*** PASSAGE Section Begins ***

11.     Do you use social media much for work?
Twitter is an important method of communication for me, but I haven’t been using it as much lately because it can be a distraction that tends to hurt my concentration on whatever else I’m working on.

12.     What do you enjoy most about your work?
When you work on a single project (Jenkins) for 10 years, you develop some attachment to it. To be a part of the company that pushes Jenkins forward, therefore, is a tremendous joy. We are also lucky to be able to pull in some of the best engineers in the Jenkins community as employees, and there's nothing like working with smart people.

13.     What type of music (if any) do you listen to at work?
I don’t listen to music at work and neither do my colleagues.  Ever since someone at a previous office played a single song on repeat aloud I’ve been really cognizant of how important it is to be considerate of others and avoid listening to music at work. 

14.     What do you do for lunch?
Everyone in the office goes out for lunch together. As a group we always end up spending time deciding amongst us where to go. Being a developer, I feel like we need to develop an app so that we can skip this process and let computers help us pick, but that hasn't happened yet!

15.     Do you socialize with work colleagues?
In Japan, where I grew up, socialization after working hours is a very important part of the culture, I miss this part of the culture and would like to see that happen more in the U.S. 

16.     Are there any tasks (through your career) you’ve been especially glad to get rid of?
Over the time, I've left a lot of work to computers. Figuring out how to get computers to do more work is basically what Jenkins is all about! Running tests, for example, is a task that I no longer have to do thanks to the computer. Nowadays, I let Jenkins run all my tests for me, and I rarely run a full regression test on my own computer.

17.     What is your last task of your day?
Coding. As the day goes on, Europe and the east coast goes dark, so those of us in the west coast get more uninterrupted time. The end of the day is a good time to focus on tasks that need a lot of time.

18.     How do you like to relax after work?

*** PASSAGE Section Ends ***
*** DATA PROVIDED Section Begins ***

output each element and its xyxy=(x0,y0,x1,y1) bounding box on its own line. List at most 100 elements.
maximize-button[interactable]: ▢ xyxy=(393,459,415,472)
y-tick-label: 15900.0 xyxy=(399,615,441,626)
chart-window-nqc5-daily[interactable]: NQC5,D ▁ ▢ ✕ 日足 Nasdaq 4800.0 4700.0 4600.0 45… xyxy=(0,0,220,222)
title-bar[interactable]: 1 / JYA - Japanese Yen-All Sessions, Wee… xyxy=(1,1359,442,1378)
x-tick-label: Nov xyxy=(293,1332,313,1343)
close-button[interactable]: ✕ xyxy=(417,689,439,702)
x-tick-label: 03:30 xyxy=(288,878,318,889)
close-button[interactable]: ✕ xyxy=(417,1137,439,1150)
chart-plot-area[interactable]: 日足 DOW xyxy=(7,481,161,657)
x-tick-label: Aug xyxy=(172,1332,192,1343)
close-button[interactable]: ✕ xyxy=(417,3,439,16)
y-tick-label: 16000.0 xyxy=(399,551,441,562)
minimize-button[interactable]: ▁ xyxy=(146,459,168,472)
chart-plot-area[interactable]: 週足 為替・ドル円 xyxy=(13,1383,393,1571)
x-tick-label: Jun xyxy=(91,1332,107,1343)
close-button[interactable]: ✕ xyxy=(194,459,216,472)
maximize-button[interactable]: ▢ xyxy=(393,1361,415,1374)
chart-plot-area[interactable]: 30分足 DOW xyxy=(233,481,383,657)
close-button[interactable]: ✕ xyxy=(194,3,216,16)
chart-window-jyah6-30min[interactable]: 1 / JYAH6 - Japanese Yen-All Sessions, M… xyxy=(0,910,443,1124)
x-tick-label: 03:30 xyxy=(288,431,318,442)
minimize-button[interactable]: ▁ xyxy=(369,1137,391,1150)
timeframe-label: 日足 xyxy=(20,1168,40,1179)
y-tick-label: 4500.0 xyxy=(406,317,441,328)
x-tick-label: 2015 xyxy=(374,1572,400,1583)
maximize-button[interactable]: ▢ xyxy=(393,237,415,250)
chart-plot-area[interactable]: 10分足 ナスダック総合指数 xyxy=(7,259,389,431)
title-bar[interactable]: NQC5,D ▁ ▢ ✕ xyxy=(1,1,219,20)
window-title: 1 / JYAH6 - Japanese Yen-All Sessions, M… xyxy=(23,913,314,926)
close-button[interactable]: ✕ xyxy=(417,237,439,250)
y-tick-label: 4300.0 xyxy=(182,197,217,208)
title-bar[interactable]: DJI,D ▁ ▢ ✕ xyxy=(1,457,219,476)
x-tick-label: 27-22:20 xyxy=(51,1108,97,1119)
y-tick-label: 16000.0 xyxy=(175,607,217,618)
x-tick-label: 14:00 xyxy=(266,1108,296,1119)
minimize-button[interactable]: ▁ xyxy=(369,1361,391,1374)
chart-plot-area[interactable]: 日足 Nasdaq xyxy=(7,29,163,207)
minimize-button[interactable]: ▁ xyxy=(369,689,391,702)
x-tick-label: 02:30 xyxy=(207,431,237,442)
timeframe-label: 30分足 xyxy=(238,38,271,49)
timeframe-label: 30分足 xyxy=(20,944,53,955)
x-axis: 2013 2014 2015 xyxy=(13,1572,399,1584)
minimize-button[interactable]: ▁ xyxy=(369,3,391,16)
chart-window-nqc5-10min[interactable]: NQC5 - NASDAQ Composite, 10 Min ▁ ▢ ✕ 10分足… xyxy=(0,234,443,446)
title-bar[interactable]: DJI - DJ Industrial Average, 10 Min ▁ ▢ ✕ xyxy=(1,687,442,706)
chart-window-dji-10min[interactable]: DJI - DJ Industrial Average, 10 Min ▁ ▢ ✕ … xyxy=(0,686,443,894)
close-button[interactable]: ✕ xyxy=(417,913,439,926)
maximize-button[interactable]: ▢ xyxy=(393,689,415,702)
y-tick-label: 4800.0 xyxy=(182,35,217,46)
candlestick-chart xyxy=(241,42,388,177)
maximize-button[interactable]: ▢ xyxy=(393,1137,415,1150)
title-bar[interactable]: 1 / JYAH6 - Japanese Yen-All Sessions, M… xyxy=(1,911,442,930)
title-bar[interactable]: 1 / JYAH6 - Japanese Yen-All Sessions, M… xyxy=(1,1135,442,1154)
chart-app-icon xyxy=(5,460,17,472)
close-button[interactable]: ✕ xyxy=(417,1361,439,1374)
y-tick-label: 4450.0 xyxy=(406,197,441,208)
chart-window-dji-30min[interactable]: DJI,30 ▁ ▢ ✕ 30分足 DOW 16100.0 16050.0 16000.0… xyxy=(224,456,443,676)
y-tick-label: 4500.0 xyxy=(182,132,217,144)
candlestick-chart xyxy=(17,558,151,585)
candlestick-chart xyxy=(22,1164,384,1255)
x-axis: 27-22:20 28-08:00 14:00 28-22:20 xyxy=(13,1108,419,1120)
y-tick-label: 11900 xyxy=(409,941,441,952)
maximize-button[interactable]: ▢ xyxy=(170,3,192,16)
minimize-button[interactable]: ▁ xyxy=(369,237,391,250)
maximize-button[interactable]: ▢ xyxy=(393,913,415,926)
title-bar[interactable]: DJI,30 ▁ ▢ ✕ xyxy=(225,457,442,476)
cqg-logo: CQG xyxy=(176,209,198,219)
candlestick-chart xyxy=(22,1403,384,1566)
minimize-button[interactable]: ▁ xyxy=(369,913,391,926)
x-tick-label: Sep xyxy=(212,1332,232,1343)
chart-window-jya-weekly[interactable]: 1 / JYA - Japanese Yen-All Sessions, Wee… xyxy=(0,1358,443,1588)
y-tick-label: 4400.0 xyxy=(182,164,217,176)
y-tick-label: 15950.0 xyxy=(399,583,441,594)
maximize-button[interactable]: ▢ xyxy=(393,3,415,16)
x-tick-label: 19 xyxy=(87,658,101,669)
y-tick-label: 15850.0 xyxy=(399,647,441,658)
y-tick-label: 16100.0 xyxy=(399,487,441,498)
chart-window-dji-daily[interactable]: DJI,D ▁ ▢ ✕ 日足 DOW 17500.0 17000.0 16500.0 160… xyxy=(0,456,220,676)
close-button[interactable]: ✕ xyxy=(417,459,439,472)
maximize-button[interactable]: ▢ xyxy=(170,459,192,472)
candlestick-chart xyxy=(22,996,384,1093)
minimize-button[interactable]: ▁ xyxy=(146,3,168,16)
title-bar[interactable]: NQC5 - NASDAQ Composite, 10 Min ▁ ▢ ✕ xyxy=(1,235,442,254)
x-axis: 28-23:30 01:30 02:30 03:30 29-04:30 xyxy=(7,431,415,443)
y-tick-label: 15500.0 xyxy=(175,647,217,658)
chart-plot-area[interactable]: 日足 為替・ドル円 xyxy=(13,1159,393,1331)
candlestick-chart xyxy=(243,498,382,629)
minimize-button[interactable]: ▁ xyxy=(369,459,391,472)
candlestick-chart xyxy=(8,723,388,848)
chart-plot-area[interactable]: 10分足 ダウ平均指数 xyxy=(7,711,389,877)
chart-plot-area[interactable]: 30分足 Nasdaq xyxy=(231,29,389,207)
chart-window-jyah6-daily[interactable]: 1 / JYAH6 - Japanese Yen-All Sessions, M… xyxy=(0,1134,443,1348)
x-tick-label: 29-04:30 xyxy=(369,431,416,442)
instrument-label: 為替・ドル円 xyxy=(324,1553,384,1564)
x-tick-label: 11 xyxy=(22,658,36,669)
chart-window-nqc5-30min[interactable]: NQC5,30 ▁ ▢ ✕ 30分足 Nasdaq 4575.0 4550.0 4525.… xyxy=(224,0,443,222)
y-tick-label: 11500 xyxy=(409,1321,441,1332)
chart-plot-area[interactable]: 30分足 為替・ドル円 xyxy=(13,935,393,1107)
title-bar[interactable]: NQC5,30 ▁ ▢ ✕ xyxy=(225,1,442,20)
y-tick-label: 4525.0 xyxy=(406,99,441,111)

*** DATA PROVIDED Section Ends ***

◆ QUESTIONS TO ANSWER:
1. Say whether each statement agrees with the interview about working on Jenkins, answering yes or no and quoting the deciding words: (a) the speaker has worked on Jenkins for 10 years; (b) the speaker's colleagues listen to music at work; (c) the office has built an app to choose where to go for lunch.
2. Carry on the interview about working on Jenkins from the point where it stops.
The saved items have nothing to do with the interview about working on Jenkins.

◆ RESULTS OF THE EXERCISE:
1.
(a) Yes: "When you work on a single project (Jenkins) for 10 years"
(b) No: "I don’t listen to music at work and neither do my colleagues."
(c) No: "but that hasn't happened yet!"

2.
During the week, I tend to find it hard to resist the temptation of spending time by reading Reddit, Hacker News, my Twitter feed, etc. On weekends, I get to do more meaningful stuff, like playing with LEGO (I'm a big fan) or hacking on other open-source projects that have little direct relationship to Jenkins. But really, the best relaxing activity is pulling out weeds from the lawn, it's not particularly difficult and your progress is very visible.

19.     Do you keep checking email through the evening?
Ah, e-mails, I avoid them like a plague! Once you get used to having 8,000 unread e-mails it stops bothering you which has made it easier to not check email in the evening. 

20.     Do you take work projects home with you?
There's a part of Jenkins hacking I do for work and there's a part of Jenkins hacking that’s more of a hobby. It's a fine distinction people so it might look like I'm working at home, but really I don’t bring work home!

21.     What would you say to your 20-year old self?
I would tell myself to appreciate how precious time is.  I had more time at age 20 but less money, so I wish I could send money backward in time from me today to me back then as well.

22.     If you could try out any job for a day, what would you choose?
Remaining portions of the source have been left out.